Required task> Tally up how many lines in the listing below contain the string "Memo", and give only the total.

* start Data provided *

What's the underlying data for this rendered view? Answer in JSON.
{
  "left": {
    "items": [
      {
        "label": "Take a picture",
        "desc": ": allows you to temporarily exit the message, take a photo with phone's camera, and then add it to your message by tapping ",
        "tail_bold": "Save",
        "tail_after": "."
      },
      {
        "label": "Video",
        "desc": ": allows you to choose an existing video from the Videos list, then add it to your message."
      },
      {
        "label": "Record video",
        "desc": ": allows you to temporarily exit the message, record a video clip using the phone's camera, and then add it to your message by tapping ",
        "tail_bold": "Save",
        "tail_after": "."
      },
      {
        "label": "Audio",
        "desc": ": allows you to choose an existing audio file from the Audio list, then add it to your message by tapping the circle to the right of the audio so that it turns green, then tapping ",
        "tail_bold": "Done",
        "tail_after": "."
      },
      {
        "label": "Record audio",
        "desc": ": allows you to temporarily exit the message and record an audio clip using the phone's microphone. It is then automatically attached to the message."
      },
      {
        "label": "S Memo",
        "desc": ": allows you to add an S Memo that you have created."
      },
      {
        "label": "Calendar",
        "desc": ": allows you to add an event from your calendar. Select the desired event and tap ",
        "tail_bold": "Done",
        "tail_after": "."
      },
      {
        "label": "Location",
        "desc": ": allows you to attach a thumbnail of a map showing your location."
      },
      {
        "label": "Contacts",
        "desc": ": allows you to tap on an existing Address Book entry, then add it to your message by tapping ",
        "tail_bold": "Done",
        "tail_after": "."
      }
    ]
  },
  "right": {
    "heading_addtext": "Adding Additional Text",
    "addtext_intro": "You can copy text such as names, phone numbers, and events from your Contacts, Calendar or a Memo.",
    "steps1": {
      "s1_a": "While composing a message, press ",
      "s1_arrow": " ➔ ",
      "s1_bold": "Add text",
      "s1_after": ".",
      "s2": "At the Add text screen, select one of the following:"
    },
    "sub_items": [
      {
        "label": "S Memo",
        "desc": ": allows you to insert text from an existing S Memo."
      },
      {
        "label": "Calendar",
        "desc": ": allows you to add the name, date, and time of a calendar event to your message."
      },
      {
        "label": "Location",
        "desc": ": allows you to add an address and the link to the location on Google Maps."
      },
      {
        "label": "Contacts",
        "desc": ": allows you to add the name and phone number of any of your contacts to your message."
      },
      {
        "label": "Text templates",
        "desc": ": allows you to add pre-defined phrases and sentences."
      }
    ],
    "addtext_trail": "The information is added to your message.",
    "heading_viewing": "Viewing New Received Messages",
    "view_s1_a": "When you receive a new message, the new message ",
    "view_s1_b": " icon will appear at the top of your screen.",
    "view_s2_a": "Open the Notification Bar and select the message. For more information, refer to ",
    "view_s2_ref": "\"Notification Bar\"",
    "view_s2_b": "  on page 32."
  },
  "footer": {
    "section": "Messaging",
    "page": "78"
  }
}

* end Data provided *

Solution below> 5